▶ _WHAT IS NEEDED_:
Below are the records; pull every line that includes "panel".

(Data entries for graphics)

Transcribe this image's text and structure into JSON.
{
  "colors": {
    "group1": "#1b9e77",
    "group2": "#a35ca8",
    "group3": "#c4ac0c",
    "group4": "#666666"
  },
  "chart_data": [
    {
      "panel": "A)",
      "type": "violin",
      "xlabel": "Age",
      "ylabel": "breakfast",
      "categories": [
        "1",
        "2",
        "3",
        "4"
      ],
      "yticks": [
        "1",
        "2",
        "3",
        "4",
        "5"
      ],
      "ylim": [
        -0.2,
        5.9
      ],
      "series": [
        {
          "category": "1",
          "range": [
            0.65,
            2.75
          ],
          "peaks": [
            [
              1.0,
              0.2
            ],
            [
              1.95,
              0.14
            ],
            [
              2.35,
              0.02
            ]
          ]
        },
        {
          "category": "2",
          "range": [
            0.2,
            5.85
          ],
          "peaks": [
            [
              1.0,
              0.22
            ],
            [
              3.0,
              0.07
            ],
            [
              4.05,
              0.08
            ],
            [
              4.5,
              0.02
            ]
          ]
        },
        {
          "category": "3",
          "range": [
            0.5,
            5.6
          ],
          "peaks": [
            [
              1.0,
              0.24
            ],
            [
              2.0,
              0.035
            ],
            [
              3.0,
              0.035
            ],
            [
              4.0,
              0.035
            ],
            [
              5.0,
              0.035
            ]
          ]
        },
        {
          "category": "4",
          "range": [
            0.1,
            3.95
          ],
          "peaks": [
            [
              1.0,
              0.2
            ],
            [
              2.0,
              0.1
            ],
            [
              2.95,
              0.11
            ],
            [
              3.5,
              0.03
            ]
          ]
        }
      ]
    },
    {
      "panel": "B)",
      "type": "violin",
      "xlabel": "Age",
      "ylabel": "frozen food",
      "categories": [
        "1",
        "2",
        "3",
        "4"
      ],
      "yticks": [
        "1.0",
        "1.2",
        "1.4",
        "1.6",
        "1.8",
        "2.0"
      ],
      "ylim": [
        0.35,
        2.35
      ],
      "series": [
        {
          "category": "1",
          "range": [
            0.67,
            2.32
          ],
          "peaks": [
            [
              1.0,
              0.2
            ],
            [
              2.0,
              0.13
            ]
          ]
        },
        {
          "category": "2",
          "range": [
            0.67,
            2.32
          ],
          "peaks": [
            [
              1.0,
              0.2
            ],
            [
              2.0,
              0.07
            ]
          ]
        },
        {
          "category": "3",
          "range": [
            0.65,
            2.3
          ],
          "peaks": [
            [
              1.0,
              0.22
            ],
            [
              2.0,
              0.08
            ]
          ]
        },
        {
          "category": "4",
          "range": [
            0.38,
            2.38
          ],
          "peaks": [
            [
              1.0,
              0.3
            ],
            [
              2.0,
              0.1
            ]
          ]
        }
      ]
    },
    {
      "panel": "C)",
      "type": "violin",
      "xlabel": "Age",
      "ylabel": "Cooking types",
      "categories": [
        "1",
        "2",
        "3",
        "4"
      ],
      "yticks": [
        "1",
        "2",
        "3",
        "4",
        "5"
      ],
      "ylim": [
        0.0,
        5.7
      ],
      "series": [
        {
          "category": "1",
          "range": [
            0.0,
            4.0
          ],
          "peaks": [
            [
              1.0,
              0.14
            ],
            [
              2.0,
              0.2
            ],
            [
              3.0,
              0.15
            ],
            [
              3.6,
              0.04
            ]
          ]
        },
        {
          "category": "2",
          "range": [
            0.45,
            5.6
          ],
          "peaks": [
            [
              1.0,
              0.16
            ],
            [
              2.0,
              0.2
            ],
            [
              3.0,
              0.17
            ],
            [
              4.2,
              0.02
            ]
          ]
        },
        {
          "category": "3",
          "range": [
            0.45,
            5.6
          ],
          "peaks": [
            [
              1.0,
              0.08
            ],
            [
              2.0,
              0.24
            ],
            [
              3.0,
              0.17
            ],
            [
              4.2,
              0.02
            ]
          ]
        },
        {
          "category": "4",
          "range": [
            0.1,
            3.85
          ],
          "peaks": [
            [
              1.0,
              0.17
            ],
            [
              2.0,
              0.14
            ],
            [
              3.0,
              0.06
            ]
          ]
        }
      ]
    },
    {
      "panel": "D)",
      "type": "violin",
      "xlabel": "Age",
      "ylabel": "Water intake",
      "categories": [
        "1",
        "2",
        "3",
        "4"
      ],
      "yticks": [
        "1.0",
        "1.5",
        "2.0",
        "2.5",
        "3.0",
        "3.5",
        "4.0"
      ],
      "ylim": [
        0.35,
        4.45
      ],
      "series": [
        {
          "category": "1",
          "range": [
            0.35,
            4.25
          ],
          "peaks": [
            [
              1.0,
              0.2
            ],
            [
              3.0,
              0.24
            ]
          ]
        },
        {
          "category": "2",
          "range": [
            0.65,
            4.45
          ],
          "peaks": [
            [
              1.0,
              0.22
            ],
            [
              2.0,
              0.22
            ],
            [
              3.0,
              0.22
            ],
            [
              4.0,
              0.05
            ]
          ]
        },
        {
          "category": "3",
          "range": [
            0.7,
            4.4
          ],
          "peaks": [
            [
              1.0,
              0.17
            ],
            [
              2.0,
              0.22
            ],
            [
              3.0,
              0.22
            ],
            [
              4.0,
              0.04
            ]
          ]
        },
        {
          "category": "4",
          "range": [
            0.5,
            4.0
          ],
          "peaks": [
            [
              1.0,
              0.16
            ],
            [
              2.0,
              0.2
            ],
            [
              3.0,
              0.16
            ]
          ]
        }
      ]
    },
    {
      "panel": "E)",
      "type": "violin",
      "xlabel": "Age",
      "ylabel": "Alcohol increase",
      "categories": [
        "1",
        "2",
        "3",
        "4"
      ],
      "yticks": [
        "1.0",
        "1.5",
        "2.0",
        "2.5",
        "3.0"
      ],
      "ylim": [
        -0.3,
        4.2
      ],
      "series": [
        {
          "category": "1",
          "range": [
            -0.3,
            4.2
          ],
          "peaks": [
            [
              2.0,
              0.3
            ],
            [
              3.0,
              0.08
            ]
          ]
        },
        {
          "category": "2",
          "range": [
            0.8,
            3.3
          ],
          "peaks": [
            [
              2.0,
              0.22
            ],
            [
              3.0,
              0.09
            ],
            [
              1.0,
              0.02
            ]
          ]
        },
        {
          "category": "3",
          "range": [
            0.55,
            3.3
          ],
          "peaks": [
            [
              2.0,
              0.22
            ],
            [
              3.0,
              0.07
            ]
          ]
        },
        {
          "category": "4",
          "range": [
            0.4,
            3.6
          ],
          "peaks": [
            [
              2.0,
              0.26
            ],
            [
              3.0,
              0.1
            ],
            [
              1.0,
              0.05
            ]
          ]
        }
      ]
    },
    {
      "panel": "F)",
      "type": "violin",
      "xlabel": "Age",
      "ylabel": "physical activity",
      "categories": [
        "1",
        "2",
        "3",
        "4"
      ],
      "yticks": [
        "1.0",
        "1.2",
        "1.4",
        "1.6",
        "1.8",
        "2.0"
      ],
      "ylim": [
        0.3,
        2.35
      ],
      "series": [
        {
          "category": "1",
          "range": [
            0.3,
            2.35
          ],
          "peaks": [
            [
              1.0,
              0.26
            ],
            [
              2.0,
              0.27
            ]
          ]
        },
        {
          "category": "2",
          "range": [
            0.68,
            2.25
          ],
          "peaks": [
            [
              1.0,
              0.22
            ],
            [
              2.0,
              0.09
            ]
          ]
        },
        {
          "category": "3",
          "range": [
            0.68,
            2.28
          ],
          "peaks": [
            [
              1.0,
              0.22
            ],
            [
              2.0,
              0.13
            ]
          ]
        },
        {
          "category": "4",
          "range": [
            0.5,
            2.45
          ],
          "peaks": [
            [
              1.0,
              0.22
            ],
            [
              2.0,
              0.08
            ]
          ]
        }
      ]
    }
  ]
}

▶ _ANSWER FOR THIS EXERCISE_:
      "panel": "A)",
      "panel": "B)",
      "panel": "C)",
      "panel": "D)",
      "panel": "E)",
      "panel": "F)",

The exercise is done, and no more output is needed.